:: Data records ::
[Start]
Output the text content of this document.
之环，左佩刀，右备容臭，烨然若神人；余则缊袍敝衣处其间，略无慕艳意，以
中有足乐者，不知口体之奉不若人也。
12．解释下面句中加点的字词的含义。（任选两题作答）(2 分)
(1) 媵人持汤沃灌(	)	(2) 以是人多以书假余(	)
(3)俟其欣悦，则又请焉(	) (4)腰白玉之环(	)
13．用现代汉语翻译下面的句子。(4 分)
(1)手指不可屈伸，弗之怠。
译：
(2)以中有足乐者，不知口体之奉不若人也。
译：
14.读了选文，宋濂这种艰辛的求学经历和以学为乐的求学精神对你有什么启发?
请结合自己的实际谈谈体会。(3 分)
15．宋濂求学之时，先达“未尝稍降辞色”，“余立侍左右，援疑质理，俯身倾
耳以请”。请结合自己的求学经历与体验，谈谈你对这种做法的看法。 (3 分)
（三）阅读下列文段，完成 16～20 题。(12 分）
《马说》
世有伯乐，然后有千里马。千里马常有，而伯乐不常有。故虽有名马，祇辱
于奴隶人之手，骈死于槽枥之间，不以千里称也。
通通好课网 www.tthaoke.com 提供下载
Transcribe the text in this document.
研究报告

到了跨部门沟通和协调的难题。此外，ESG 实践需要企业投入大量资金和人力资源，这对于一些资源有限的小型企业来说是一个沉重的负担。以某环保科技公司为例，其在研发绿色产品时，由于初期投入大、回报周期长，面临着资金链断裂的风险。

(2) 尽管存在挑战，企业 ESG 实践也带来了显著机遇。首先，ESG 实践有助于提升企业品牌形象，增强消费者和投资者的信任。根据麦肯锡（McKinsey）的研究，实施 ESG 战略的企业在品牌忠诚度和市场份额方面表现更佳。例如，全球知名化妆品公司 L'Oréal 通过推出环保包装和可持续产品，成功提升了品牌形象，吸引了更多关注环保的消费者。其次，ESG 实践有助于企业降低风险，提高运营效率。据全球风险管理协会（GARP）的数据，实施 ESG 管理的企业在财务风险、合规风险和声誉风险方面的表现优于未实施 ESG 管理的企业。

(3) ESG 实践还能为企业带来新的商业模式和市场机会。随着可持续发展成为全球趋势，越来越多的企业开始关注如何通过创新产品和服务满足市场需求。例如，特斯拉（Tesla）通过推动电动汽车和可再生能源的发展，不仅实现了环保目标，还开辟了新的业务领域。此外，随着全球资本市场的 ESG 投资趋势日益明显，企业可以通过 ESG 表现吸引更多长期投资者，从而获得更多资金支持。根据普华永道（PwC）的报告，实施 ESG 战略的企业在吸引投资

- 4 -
[End]
Look through the records and gather each line with the word "不知口体之奉不若人也".

:: The response ::
中有足乐者，不知口体之奉不若人也。
(2)以中有足乐者，不知口体之奉不若人也。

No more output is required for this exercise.